REQUIREMENTS — Retype the data below without altering anything.

(Stored data entries)
+++++

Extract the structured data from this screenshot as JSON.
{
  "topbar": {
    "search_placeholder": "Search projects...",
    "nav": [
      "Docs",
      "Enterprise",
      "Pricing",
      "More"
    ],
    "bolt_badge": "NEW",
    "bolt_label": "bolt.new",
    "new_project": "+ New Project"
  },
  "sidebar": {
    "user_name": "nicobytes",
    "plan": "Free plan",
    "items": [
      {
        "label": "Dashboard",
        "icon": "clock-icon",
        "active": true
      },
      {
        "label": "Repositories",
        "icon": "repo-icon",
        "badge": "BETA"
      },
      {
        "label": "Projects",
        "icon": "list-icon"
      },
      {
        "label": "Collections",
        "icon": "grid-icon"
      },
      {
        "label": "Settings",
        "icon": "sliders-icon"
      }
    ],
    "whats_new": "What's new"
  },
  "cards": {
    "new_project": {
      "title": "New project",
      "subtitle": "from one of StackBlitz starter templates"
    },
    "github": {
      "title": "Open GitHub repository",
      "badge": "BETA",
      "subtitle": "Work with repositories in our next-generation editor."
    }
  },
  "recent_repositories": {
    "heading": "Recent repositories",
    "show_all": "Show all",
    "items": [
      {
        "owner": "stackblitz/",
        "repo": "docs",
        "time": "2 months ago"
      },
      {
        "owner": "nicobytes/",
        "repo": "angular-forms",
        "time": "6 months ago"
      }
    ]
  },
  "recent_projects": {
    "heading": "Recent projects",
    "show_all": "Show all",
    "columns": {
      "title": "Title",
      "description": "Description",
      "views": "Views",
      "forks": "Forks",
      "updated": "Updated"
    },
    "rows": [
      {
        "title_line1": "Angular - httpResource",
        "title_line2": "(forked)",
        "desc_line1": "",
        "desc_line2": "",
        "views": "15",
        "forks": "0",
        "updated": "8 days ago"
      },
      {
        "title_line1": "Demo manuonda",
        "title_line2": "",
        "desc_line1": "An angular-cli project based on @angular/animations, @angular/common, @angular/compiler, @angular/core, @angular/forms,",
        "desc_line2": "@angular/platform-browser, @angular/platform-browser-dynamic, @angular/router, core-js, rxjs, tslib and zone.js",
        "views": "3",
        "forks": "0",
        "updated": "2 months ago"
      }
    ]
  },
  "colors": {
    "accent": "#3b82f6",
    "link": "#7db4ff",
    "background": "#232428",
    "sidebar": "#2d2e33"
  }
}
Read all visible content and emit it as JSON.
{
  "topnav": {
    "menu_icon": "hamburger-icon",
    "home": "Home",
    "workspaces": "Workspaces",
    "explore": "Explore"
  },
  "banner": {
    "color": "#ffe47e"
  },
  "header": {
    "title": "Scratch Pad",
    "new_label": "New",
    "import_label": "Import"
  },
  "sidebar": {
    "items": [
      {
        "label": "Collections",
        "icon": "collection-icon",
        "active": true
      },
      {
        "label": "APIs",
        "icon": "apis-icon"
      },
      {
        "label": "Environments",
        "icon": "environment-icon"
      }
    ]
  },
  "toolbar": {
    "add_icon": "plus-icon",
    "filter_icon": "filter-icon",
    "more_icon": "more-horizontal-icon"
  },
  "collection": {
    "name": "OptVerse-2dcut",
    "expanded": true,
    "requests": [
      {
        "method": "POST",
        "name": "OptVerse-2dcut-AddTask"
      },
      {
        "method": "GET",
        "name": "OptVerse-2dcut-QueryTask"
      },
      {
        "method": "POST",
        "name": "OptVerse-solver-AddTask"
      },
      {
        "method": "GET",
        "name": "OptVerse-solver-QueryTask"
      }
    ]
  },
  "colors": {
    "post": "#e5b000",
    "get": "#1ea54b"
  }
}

+++++

SOLUTION FOR THIS TASK —
Extract the structured data from this screenshot as JSON.
{
  "topbar": {
    "search_placeholder": "Search projects...",
    "nav": [
      "Docs",
      "Enterprise",
      "Pricing",
      "More"
    ],
    "bolt_badge": "NEW",
    "bolt_label": "bolt.new",
    "new_project": "+ New Project"
  },
  "sidebar": {
    "user_name": "nicobytes",
    "plan": "Free plan",
    "items": [
      {
        "label": "Dashboard",
        "icon": "clock-icon",
        "active": true
      },
      {
        "label": "Repositories",
        "icon": "repo-icon",
        "badge": "BETA"
      },
      {
        "label": "Projects",
        "icon": "list-icon"
      },
      {
        "label": "Collections",
        "icon": "grid-icon"
      },
      {
        "label": "Settings",
        "icon": "sliders-icon"
      }
    ],
    "whats_new": "What's new"
  },
  "cards": {
    "new_project": {
      "title": "New project",
      "subtitle": "from one of StackBlitz starter templates"
    },
    "github": {
      "title": "Open GitHub repository",
      "badge": "BETA",
      "subtitle": "Work with repositories in our next-generation editor."
    }
  },
  "recent_repositories": {
    "heading": "Recent repositories",
    "show_all": "Show all",
    "items": [
      {
        "owner": "stackblitz/",
        "repo": "docs",
        "time": "2 months ago"
      },
      {
        "owner": "nicobytes/",
        "repo": "angular-forms",
        "time": "6 months ago"
      }
    ]
  },
  "recent_projects": {
    "heading": "Recent projects",
    "show_all": "Show all",
    "columns": {
      "title": "Title",
      "description": "Description",
      "views": "Views",
      "forks": "Forks",
      "updated": "Updated"
    },
    "rows": [
      {
        "title_line1": "Angular - httpResource",
        "title_line2": "(forked)",
        "desc_line1": "",
        "desc_line2": "",
        "views": "15",
        "forks": "0",
        "updated": "8 days ago"
      },
      {
        "title_line1": "Demo manuonda",
        "title_line2": "",
        "desc_line1": "An angular-cli project based on @angular/animations, @angular/common, @angular/compiler, @angular/core, @angular/forms,",
        "desc_line2": "@angular/platform-browser, @angular/platform-browser-dynamic, @angular/router, core-js, rxjs, tslib and zone.js",
        "views": "3",
        "forks": "0",
        "updated": "2 months ago"
      }
    ]
  },
  "colors": {
    "accent": "#3b82f6",
    "link": "#7db4ff",
    "background": "#232428",
    "sidebar": "#2d2e33"
  }
}
Read all visible content and emit it as JSON.
{
  "topnav": {
    "menu_icon": "hamburger-icon",
    "home": "Home",
    "workspaces": "Workspaces",
    "explore": "Explore"
  },
  "banner": {
    "color": "#ffe47e"
  },
  "header": {
    "title": "Scratch Pad",
    "new_label": "New",
    "import_label": "Import"
  },
  "sidebar": {
    "items": [
      {
        "label": "Collections",
        "icon": "collection-icon",
        "active": true
      },
      {
        "label": "APIs",
        "icon": "apis-icon"
      },
      {
        "label": "Environments",
        "icon": "environment-icon"
      }
    ]
  },
  "toolbar": {
    "add_icon": "plus-icon",
    "filter_icon": "filter-icon",
    "more_icon": "more-horizontal-icon"
  },
  "collection": {
    "name": "OptVerse-2dcut",
    "expanded": true,
    "requests": [
      {
        "method": "POST",
        "name": "OptVerse-2dcut-AddTask"
      },
      {
        "method": "GET",
        "name": "OptVerse-2dcut-QueryTask"
      },
      {
        "method": "POST",
        "name": "OptVerse-solver-AddTask"
      },
      {
        "method": "GET",
        "name": "OptVerse-solver-QueryTask"
      }
    ]
  },
  "colors": {
    "post": "#e5b000",
    "get": "#1ea54b"
  }
}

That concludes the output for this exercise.